How many lines in the records below hold the string "color"? Answer with the number alone.
☆ ☆ ☆ ☆ ☆
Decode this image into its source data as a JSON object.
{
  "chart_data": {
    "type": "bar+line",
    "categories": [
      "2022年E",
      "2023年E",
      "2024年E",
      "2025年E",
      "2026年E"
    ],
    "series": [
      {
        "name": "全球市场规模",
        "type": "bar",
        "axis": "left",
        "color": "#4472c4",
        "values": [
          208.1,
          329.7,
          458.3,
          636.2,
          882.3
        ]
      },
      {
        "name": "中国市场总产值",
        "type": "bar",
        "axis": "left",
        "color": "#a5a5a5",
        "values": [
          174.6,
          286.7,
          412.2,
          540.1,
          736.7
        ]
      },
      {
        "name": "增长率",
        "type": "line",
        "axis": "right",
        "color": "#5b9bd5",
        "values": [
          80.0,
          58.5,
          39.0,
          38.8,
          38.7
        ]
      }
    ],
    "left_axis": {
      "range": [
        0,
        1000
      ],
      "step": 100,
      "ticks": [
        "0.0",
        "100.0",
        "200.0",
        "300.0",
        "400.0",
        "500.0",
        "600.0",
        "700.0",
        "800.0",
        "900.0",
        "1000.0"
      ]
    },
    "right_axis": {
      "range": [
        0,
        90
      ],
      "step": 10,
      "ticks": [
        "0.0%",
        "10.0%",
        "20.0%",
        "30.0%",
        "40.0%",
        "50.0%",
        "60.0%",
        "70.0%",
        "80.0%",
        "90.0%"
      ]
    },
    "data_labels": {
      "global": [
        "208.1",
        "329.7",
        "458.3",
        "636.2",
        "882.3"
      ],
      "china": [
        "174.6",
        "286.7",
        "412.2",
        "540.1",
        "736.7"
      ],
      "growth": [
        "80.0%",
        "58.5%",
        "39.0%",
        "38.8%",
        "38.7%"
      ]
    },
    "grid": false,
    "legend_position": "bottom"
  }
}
☆ ☆ ☆ ☆ ☆
SOLUTION TO THE EXERCISE: 3